* Written instruction: Reproduce the entries word for word, and omit any picture you find in them.

* Input:
%%

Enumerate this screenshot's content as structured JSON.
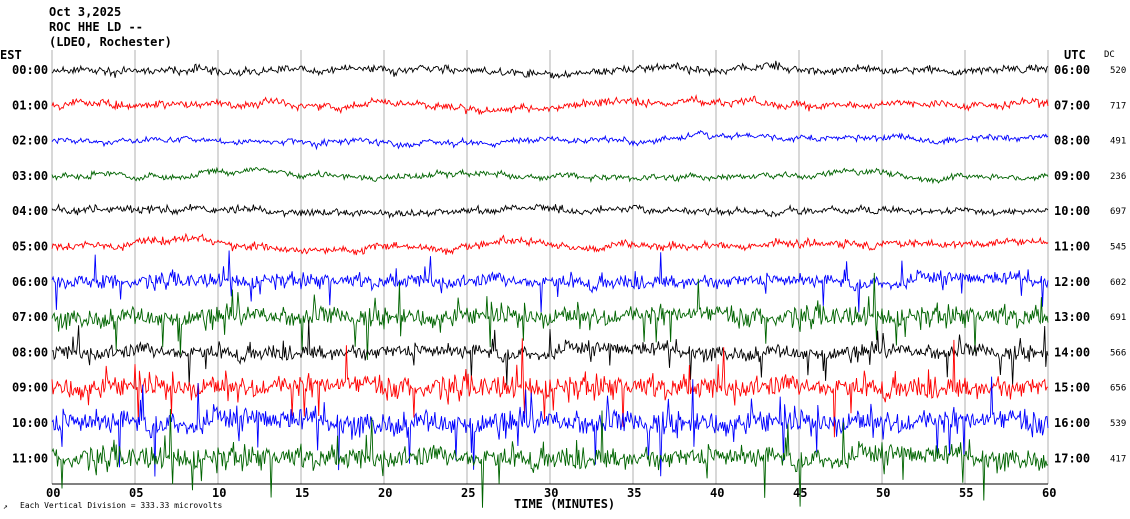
{
  "header": {
    "date": "Oct 3,2025",
    "station": "ROC HHE LD --",
    "network": "(LDEO, Rochester)"
  },
  "left_axis_title": "EST",
  "right_axis_title": "UTC",
  "dc_title": "DC",
  "footer_note": "Each Vertical Division = 333.33 microvolts",
  "colors": {
    "black": "#000000",
    "red": "#ff0000",
    "blue": "#0000ff",
    "green": "#006400",
    "grid": "#b0b0b0"
  },
  "chart_data": {
    "type": "line",
    "title": "ROC HHE LD --",
    "xlabel": "TIME (MINUTES)",
    "ylabel": "",
    "xlim": [
      0,
      60
    ],
    "x_ticks": [
      "00",
      "05",
      "10",
      "15",
      "20",
      "25",
      "30",
      "35",
      "40",
      "45",
      "50",
      "55",
      "60"
    ],
    "grid": "vertical",
    "series": [
      {
        "est": "00:00",
        "utc": "06:00",
        "dc": "520",
        "color": "black",
        "noise": 0.6
      },
      {
        "est": "01:00",
        "utc": "07:00",
        "dc": "717",
        "color": "red",
        "noise": 0.6
      },
      {
        "est": "02:00",
        "utc": "08:00",
        "dc": "491",
        "color": "blue",
        "noise": 0.45
      },
      {
        "est": "03:00",
        "utc": "09:00",
        "dc": "236",
        "color": "green",
        "noise": 0.45
      },
      {
        "est": "04:00",
        "utc": "10:00",
        "dc": "697",
        "color": "black",
        "noise": 0.55
      },
      {
        "est": "05:00",
        "utc": "11:00",
        "dc": "545",
        "color": "red",
        "noise": 0.6
      },
      {
        "est": "06:00",
        "utc": "12:00",
        "dc": "602",
        "color": "blue",
        "noise": 1.1
      },
      {
        "est": "07:00",
        "utc": "13:00",
        "dc": "691",
        "color": "green",
        "noise": 1.6
      },
      {
        "est": "08:00",
        "utc": "14:00",
        "dc": "566",
        "color": "black",
        "noise": 1.2
      },
      {
        "est": "09:00",
        "utc": "15:00",
        "dc": "656",
        "color": "red",
        "noise": 1.8
      },
      {
        "est": "10:00",
        "utc": "16:00",
        "dc": "539",
        "color": "blue",
        "noise": 2.0
      },
      {
        "est": "11:00",
        "utc": "17:00",
        "dc": "417",
        "color": "green",
        "noise": 1.8
      }
    ]
  }
}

%%

* The completed task:
Enumerate this screenshot's content as structured JSON.
{
  "header": {
    "date": "Oct 3,2025",
    "station": "ROC HHE LD --",
    "network": "(LDEO, Rochester)"
  },
  "left_axis_title": "EST",
  "right_axis_title": "UTC",
  "dc_title": "DC",
  "footer_note": "Each Vertical Division = 333.33 microvolts",
  "colors": {
    "black": "#000000",
    "red": "#ff0000",
    "blue": "#0000ff",
    "green": "#006400",
    "grid": "#b0b0b0"
  },
  "chart_data": {
    "type": "line",
    "title": "ROC HHE LD --",
    "xlabel": "TIME (MINUTES)",
    "ylabel": "",
    "xlim": [
      0,
      60
    ],
    "x_ticks": [
      "00",
      "05",
      "10",
      "15",
      "20",
      "25",
      "30",
      "35",
      "40",
      "45",
      "50",
      "55",
      "60"
    ],
    "grid": "vertical",
    "series": [
      {
        "est": "00:00",
        "utc": "06:00",
        "dc": "520",
        "color": "black",
        "noise": 0.6
      },
      {
        "est": "01:00",
        "utc": "07:00",
        "dc": "717",
        "color": "red",
        "noise": 0.6
      },
      {
        "est": "02:00",
        "utc": "08:00",
        "dc": "491",
        "color": "blue",
        "noise": 0.45
      },
      {
        "est": "03:00",
        "utc": "09:00",
        "dc": "236",
        "color": "green",
        "noise": 0.45
      },
      {
        "est": "04:00",
        "utc": "10:00",
        "dc": "697",
        "color": "black",
        "noise": 0.55
      },
      {
        "est": "05:00",
        "utc": "11:00",
        "dc": "545",
        "color": "red",
        "noise": 0.6
      },
      {
        "est": "06:00",
        "utc": "12:00",
        "dc": "602",
        "color": "blue",
        "noise": 1.1
      },
      {
        "est": "07:00",
        "utc": "13:00",
        "dc": "691",
        "color": "green",
        "noise": 1.6
      },
      {
        "est": "08:00",
        "utc": "14:00",
        "dc": "566",
        "color": "black",
        "noise": 1.2
      },
      {
        "est": "09:00",
        "utc": "15:00",
        "dc": "656",
        "color": "red",
        "noise": 1.8
      },
      {
        "est": "10:00",
        "utc": "16:00",
        "dc": "539",
        "color": "blue",
        "noise": 2.0
      },
      {
        "est": "11:00",
        "utc": "17:00",
        "dc": "417",
        "color": "green",
        "noise": 1.8
      }
    ]
  }
}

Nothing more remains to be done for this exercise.